= PROVIDED MATERIAL =

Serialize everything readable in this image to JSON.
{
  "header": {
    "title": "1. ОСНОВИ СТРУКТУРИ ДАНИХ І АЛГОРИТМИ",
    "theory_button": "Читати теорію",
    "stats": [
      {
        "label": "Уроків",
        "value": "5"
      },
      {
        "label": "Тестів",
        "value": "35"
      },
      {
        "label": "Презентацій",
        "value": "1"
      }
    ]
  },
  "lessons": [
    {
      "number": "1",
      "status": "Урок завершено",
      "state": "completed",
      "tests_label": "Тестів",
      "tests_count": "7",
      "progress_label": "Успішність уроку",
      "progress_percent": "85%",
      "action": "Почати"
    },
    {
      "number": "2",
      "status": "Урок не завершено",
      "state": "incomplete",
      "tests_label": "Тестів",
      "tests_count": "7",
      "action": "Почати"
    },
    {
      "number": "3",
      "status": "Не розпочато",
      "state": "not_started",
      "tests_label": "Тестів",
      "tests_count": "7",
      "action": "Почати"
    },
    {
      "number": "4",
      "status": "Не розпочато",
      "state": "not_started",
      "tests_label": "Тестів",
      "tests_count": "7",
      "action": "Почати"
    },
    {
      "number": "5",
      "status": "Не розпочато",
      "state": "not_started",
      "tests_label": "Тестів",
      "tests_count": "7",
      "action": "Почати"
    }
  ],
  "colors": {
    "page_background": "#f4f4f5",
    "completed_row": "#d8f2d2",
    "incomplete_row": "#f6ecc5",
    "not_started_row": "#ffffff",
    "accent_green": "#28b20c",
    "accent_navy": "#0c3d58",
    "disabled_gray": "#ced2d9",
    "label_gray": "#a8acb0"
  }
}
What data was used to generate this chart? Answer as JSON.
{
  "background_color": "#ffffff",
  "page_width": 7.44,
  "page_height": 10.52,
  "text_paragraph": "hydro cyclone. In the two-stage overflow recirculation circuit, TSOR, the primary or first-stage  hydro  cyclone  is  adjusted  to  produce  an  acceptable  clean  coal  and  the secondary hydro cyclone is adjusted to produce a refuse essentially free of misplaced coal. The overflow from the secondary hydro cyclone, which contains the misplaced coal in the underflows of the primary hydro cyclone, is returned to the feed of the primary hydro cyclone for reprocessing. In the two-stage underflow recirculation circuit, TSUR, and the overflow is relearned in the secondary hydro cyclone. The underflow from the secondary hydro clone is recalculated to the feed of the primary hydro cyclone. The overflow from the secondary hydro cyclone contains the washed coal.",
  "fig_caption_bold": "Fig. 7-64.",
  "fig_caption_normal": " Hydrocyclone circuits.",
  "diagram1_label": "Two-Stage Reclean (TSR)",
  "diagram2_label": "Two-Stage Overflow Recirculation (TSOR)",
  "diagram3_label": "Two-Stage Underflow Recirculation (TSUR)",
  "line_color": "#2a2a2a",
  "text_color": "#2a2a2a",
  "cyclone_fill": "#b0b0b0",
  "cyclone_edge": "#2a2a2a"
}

= WHAT YOU NEED TO DO =
All lines holding the word "завершено" should be picked out and copied.

= RESPONSE BELOW =
      "status": "Урок завершено",
      "status": "Урок не завершено",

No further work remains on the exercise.